Lines of data
· · · · · · ·

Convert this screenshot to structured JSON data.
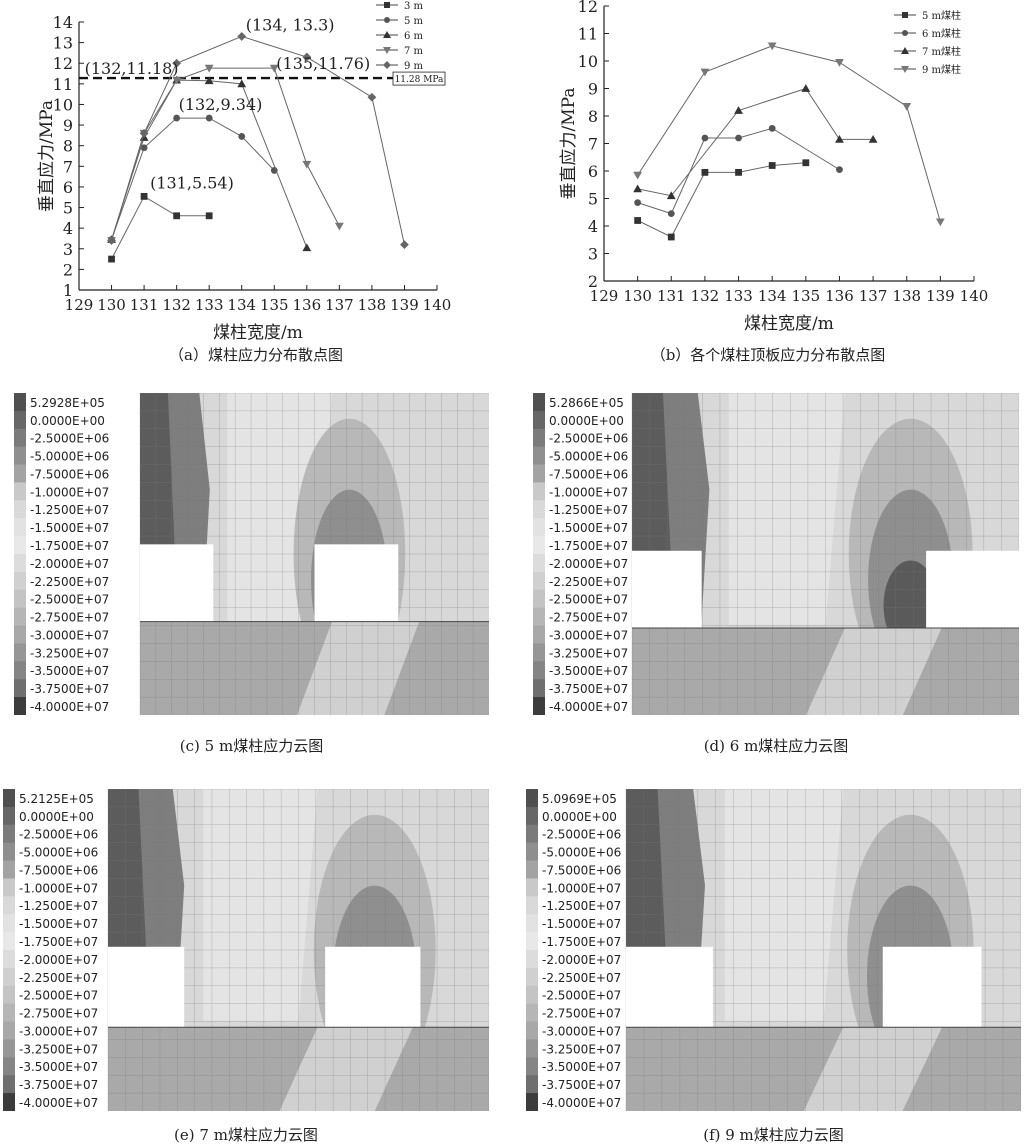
{
  "chart_data": [
    {
      "id": "a",
      "type": "scatter",
      "caption": "（a）煤柱应力分布散点图",
      "xlabel": "煤柱宽度/m",
      "ylabel": "垂直应力/MPa",
      "xlim": [
        129,
        140
      ],
      "ylim": [
        1,
        14
      ],
      "xticks": [
        129,
        130,
        131,
        132,
        133,
        134,
        135,
        136,
        137,
        138,
        139,
        140
      ],
      "yticks": [
        1,
        2,
        3,
        4,
        5,
        6,
        7,
        8,
        9,
        10,
        11,
        12,
        13,
        14
      ],
      "legend_position": "top-right",
      "series": [
        {
          "name": "3 m",
          "marker": "square",
          "x": [
            130,
            131,
            132,
            133
          ],
          "y": [
            2.5,
            5.54,
            4.6,
            4.6
          ]
        },
        {
          "name": "5 m",
          "marker": "circle",
          "x": [
            130,
            131,
            132,
            133,
            134,
            135
          ],
          "y": [
            3.45,
            7.9,
            9.34,
            9.34,
            8.45,
            6.8
          ]
        },
        {
          "name": "6 m",
          "marker": "triangle-up",
          "x": [
            130,
            131,
            132,
            133,
            134,
            136
          ],
          "y": [
            3.45,
            8.4,
            11.18,
            11.15,
            11.0,
            3.05
          ]
        },
        {
          "name": "7 m",
          "marker": "triangle-down",
          "x": [
            130,
            131,
            132,
            133,
            135,
            136,
            137
          ],
          "y": [
            3.4,
            8.6,
            11.18,
            11.76,
            11.76,
            7.1,
            4.1
          ]
        },
        {
          "name": "9 m",
          "marker": "diamond",
          "x": [
            130,
            131,
            132,
            134,
            136,
            138,
            139
          ],
          "y": [
            3.4,
            8.6,
            12.0,
            13.3,
            12.3,
            10.35,
            3.2
          ]
        }
      ],
      "reference_line": {
        "y": 11.28,
        "label": "11.28 MPa"
      },
      "annotations": [
        {
          "text": "(134, 13.3)",
          "x": 134,
          "y": 13.3
        },
        {
          "text": "(132,11.18)",
          "x": 132,
          "y": 11.18
        },
        {
          "text": "(135,11.76)",
          "x": 135,
          "y": 11.76
        },
        {
          "text": "(132,9.34)",
          "x": 132,
          "y": 9.34
        },
        {
          "text": "(131,5.54)",
          "x": 131,
          "y": 5.54
        }
      ]
    },
    {
      "id": "b",
      "type": "scatter",
      "caption": "（b）各个煤柱顶板应力分布散点图",
      "xlabel": "煤柱宽度/m",
      "ylabel": "垂直应力/MPa",
      "xlim": [
        129,
        140
      ],
      "ylim": [
        2,
        12
      ],
      "xticks": [
        129,
        130,
        131,
        132,
        133,
        134,
        135,
        136,
        137,
        138,
        139,
        140
      ],
      "yticks": [
        2,
        3,
        4,
        5,
        6,
        7,
        8,
        9,
        10,
        11,
        12
      ],
      "legend_position": "top-right",
      "series": [
        {
          "name": "5 m煤柱",
          "marker": "square",
          "x": [
            130,
            131,
            132,
            133,
            134,
            135
          ],
          "y": [
            4.2,
            3.6,
            5.95,
            5.95,
            6.2,
            6.3
          ]
        },
        {
          "name": "6 m煤柱",
          "marker": "circle",
          "x": [
            130,
            131,
            132,
            133,
            134,
            136
          ],
          "y": [
            4.85,
            4.45,
            7.2,
            7.2,
            7.55,
            6.05
          ]
        },
        {
          "name": "7 m煤柱",
          "marker": "triangle-up",
          "x": [
            130,
            131,
            133,
            135,
            136,
            137
          ],
          "y": [
            5.35,
            5.1,
            8.2,
            9.0,
            7.15,
            7.15
          ]
        },
        {
          "name": "9 m煤柱",
          "marker": "triangle-down",
          "x": [
            130,
            132,
            134,
            136,
            138,
            139
          ],
          "y": [
            5.85,
            9.6,
            10.55,
            9.95,
            8.35,
            4.15
          ]
        }
      ]
    }
  ],
  "contour_legend": [
    "5.2928E+05",
    "0.0000E+00",
    "-2.5000E+06",
    "-5.0000E+06",
    "-7.5000E+06",
    "-1.0000E+07",
    "-1.2500E+07",
    "-1.5000E+07",
    "-1.7500E+07",
    "-2.0000E+07",
    "-2.2500E+07",
    "-2.5000E+07",
    "-2.7500E+07",
    "-3.0000E+07",
    "-3.2500E+07",
    "-3.5000E+07",
    "-3.7500E+07",
    "-4.0000E+07"
  ],
  "contour_panels": [
    {
      "id": "c",
      "caption": "(c) 5 m煤柱应力云图",
      "max_label": "5.2928E+05"
    },
    {
      "id": "d",
      "caption": "(d) 6 m煤柱应力云图",
      "max_label": "5.2866E+05"
    },
    {
      "id": "e",
      "caption": "(e) 7 m煤柱应力云图",
      "max_label": "5.2125E+05"
    },
    {
      "id": "f",
      "caption": "(f) 9 m煤柱应力云图",
      "max_label": "5.0969E+05"
    }
  ],
  "contour_colors": [
    "#505050",
    "#676767",
    "#7b7b7b",
    "#8f8f8f",
    "#a3a3a3",
    "#c9c9c9",
    "#d9d9d9",
    "#e2e2e2",
    "#e8e8e8",
    "#dcdcdc",
    "#d0d0d0",
    "#c4c4c4",
    "#b6b6b6",
    "#a8a8a8",
    "#969696",
    "#858585",
    "#6f6f6f",
    "#3c3c3c"
  ]
}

· · · · · · ·

Output an exact copy of the material, with the pictures removed.

Convert this screenshot to structured JSON data.
{
  "chart_data": [
    {
      "id": "a",
      "type": "scatter",
      "caption": "（a）煤柱应力分布散点图",
      "xlabel": "煤柱宽度/m",
      "ylabel": "垂直应力/MPa",
      "xlim": [
        129,
        140
      ],
      "ylim": [
        1,
        14
      ],
      "xticks": [
        129,
        130,
        131,
        132,
        133,
        134,
        135,
        136,
        137,
        138,
        139,
        140
      ],
      "yticks": [
        1,
        2,
        3,
        4,
        5,
        6,
        7,
        8,
        9,
        10,
        11,
        12,
        13,
        14
      ],
      "legend_position": "top-right",
      "series": [
        {
          "name": "3 m",
          "marker": "square",
          "x": [
            130,
            131,
            132,
            133
          ],
          "y": [
            2.5,
            5.54,
            4.6,
            4.6
          ]
        },
        {
          "name": "5 m",
          "marker": "circle",
          "x": [
            130,
            131,
            132,
            133,
            134,
            135
          ],
          "y": [
            3.45,
            7.9,
            9.34,
            9.34,
            8.45,
            6.8
          ]
        },
        {
          "name": "6 m",
          "marker": "triangle-up",
          "x": [
            130,
            131,
            132,
            133,
            134,
            136
          ],
          "y": [
            3.45,
            8.4,
            11.18,
            11.15,
            11.0,
            3.05
          ]
        },
        {
          "name": "7 m",
          "marker": "triangle-down",
          "x": [
            130,
            131,
            132,
            133,
            135,
            136,
            137
          ],
          "y": [
            3.4,
            8.6,
            11.18,
            11.76,
            11.76,
            7.1,
            4.1
          ]
        },
        {
          "name": "9 m",
          "marker": "diamond",
          "x": [
            130,
            131,
            132,
            134,
            136,
            138,
            139
          ],
          "y": [
            3.4,
            8.6,
            12.0,
            13.3,
            12.3,
            10.35,
            3.2
          ]
        }
      ],
      "reference_line": {
        "y": 11.28,
        "label": "11.28 MPa"
      },
      "annotations": [
        {
          "text": "(134, 13.3)",
          "x": 134,
          "y": 13.3
        },
        {
          "text": "(132,11.18)",
          "x": 132,
          "y": 11.18
        },
        {
          "text": "(135,11.76)",
          "x": 135,
          "y": 11.76
        },
        {
          "text": "(132,9.34)",
          "x": 132,
          "y": 9.34
        },
        {
          "text": "(131,5.54)",
          "x": 131,
          "y": 5.54
        }
      ]
    },
    {
      "id": "b",
      "type": "scatter",
      "caption": "（b）各个煤柱顶板应力分布散点图",
      "xlabel": "煤柱宽度/m",
      "ylabel": "垂直应力/MPa",
      "xlim": [
        129,
        140
      ],
      "ylim": [
        2,
        12
      ],
      "xticks": [
        129,
        130,
        131,
        132,
        133,
        134,
        135,
        136,
        137,
        138,
        139,
        140
      ],
      "yticks": [
        2,
        3,
        4,
        5,
        6,
        7,
        8,
        9,
        10,
        11,
        12
      ],
      "legend_position": "top-right",
      "series": [
        {
          "name": "5 m煤柱",
          "marker": "square",
          "x": [
            130,
            131,
            132,
            133,
            134,
            135
          ],
          "y": [
            4.2,
            3.6,
            5.95,
            5.95,
            6.2,
            6.3
          ]
        },
        {
          "name": "6 m煤柱",
          "marker": "circle",
          "x": [
            130,
            131,
            132,
            133,
            134,
            136
          ],
          "y": [
            4.85,
            4.45,
            7.2,
            7.2,
            7.55,
            6.05
          ]
        },
        {
          "name": "7 m煤柱",
          "marker": "triangle-up",
          "x": [
            130,
            131,
            133,
            135,
            136,
            137
          ],
          "y": [
            5.35,
            5.1,
            8.2,
            9.0,
            7.15,
            7.15
          ]
        },
        {
          "name": "9 m煤柱",
          "marker": "triangle-down",
          "x": [
            130,
            132,
            134,
            136,
            138,
            139
          ],
          "y": [
            5.85,
            9.6,
            10.55,
            9.95,
            8.35,
            4.15
          ]
        }
      ]
    }
  ],
  "contour_legend": [
    "5.2928E+05",
    "0.0000E+00",
    "-2.5000E+06",
    "-5.0000E+06",
    "-7.5000E+06",
    "-1.0000E+07",
    "-1.2500E+07",
    "-1.5000E+07",
    "-1.7500E+07",
    "-2.0000E+07",
    "-2.2500E+07",
    "-2.5000E+07",
    "-2.7500E+07",
    "-3.0000E+07",
    "-3.2500E+07",
    "-3.5000E+07",
    "-3.7500E+07",
    "-4.0000E+07"
  ],
  "contour_panels": [
    {
      "id": "c",
      "caption": "(c) 5 m煤柱应力云图",
      "max_label": "5.2928E+05"
    },
    {
      "id": "d",
      "caption": "(d) 6 m煤柱应力云图",
      "max_label": "5.2866E+05"
    },
    {
      "id": "e",
      "caption": "(e) 7 m煤柱应力云图",
      "max_label": "5.2125E+05"
    },
    {
      "id": "f",
      "caption": "(f) 9 m煤柱应力云图",
      "max_label": "5.0969E+05"
    }
  ],
  "contour_colors": [
    "#505050",
    "#676767",
    "#7b7b7b",
    "#8f8f8f",
    "#a3a3a3",
    "#c9c9c9",
    "#d9d9d9",
    "#e2e2e2",
    "#e8e8e8",
    "#dcdcdc",
    "#d0d0d0",
    "#c4c4c4",
    "#b6b6b6",
    "#a8a8a8",
    "#969696",
    "#858585",
    "#6f6f6f",
    "#3c3c3c"
  ]
}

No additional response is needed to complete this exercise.